C’est dans le cadre de cette nouvelle société que César Franck va créer la plupart de ses chefs-d’œuvre. Incité par ses élèves, Vincent d’Indy, Ernest Chausson et Henri Duparc, qui encouragent leur maître à ouvrir des voies nouvelles dans un genre qu’eux-mêmes avaient pratiqué
[1], Franck compose quatre poèmes symphoniques qui contribuent à renouveler le répertoire symphonique français. Le Chasseur maudit est le deuxième d’entre-eux. Jouée pour la première fois le 31 mars 1883, salle Érard, dans le cadre du 132e concert de la Société Nationale de Musique, cette œuvre connaît un succès immédiat, comme en témoigne ce courrier de Franck à l’un de ses élèves daté du 14 mai 1883 : Il faut que je vous donne des nouvelles de mon Chasseur maudit : vous savez peut-être déjà qu’il a fait son entrée dans le monde d’une façon très brillante. Le public a paru très remué par cette œuvre. L’exécution en a été très bonne et n’a pas coûté trop de peine. Mon orchestre sonne superbement, je n’y ai pas changé une seule note.

************

▶ Travail demandé
Selon l'extrait sur Le Chasseur maudit, à quelle date cette œuvre a-t-elle été jouée pour la première fois ?

▶ Entrées du jeu de données de mise en page
************

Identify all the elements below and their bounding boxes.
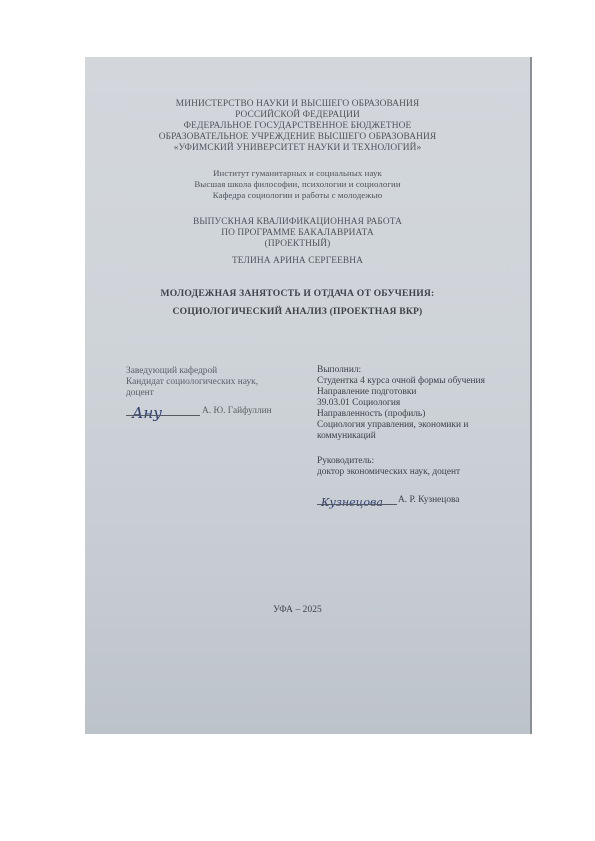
performed-line: Студентка 4 курса очной формы обучения [317, 376, 485, 387]
hod-name: А. Ю. Гайфуллин [202, 406, 272, 417]
hod-line: Заведующий кафедрой [126, 366, 316, 377]
institute-block: Институт гуманитарных и социальных наук … [0, 168, 595, 201]
supervisor-line: Руководитель: [317, 456, 517, 467]
title-line: СОЦИОЛОГИЧЕСКИЙ АНАЛИЗ (ПРОЕКТНАЯ ВКР) [0, 303, 595, 321]
supervisor-block: Руководитель: доктор экономических наук,… [317, 456, 517, 508]
ministry-header: МИНИСТЕРСТВО НАУКИ И ВЫСШЕГО ОБРАЗОВАНИЯ… [0, 99, 595, 154]
hod-signature: Ану [132, 408, 162, 419]
performed-line: коммуникаций [317, 431, 485, 442]
institute-line: Высшая школа философии, психологии и соц… [0, 179, 595, 190]
ministry-line: РОССИЙСКОЙ ФЕДЕРАЦИИ [0, 110, 595, 121]
performed-line: 39.03.01 Социология [317, 398, 485, 409]
institute-line: Кафедра социологии и работы с молодежью [0, 190, 595, 201]
supervisor-line: доктор экономических наук, доцент [317, 467, 517, 478]
work-type-line: ВЫПУСКНАЯ КВАЛИФИКАЦИОННАЯ РАБОТА [0, 217, 595, 228]
thesis-title: МОЛОДЕЖНАЯ ЗАНЯТОСТЬ И ОТДАЧА ОТ ОБУЧЕНИ… [0, 285, 595, 321]
title-line: МОЛОДЕЖНАЯ ЗАНЯТОСТЬ И ОТДАЧА ОТ ОБУЧЕНИ… [0, 285, 595, 303]
performed-line: Направленность (профиль) [317, 409, 485, 420]
hod-line: Кандидат социологических наук, [126, 377, 316, 388]
ministry-line: ФЕДЕРАЛЬНОЕ ГОСУДАРСТВЕННОЕ БЮДЖЕТНОЕ [0, 121, 595, 132]
signature-line [126, 415, 200, 416]
author-name: ТЕЛИНА АРИНА СЕРГЕЕВНА [0, 256, 595, 267]
ministry-line: МИНИСТЕРСТВО НАУКИ И ВЫСШЕГО ОБРАЗОВАНИЯ [0, 99, 595, 110]
performed-by-block: Выполнил: Студентка 4 курса очной формы … [317, 365, 485, 442]
supervisor-name: А. Р. Кузнецова [398, 495, 459, 506]
hod-signature-row: Ану А. Ю. Гайфуллин [126, 399, 316, 419]
ministry-line: ОБРАЗОВАТЕЛЬНОЕ УЧРЕЖДЕНИЕ ВЫСШЕГО ОБРАЗ… [0, 132, 595, 143]
supervisor-signature-row: Кузнецова А. Р. Кузнецова [317, 488, 517, 508]
performed-line: Направление подготовки [317, 387, 485, 398]
signature-line [317, 504, 397, 505]
institute-line: Институт гуманитарных и социальных наук [0, 168, 595, 179]
hod-line: доцент [126, 388, 316, 399]
performed-line: Выполнил: [317, 365, 485, 376]
work-type-block: ВЫПУСКНАЯ КВАЛИФИКАЦИОННАЯ РАБОТА ПО ПРО… [0, 217, 595, 250]
performed-line: Социология управления, экономики и [317, 420, 485, 431]
head-of-department-block: Заведующий кафедрой Кандидат социологиче… [126, 366, 316, 419]
supervisor-signature: Кузнецова [321, 497, 383, 508]
city-year: УФА – 2025 [0, 605, 595, 616]
ministry-line: «УФИМСКИЙ УНИВЕРСИТЕТ НАУКИ И ТЕХНОЛОГИЙ… [0, 143, 595, 154]
work-type-line: ПО ПРОГРАММЕ БАКАЛАВРИАТА [0, 228, 595, 239]
work-type-line: (ПРОЕКТНЫЙ) [0, 239, 595, 250]
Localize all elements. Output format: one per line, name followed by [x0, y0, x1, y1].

************

▶ Résultat obtenu
Le 31 mars 1883.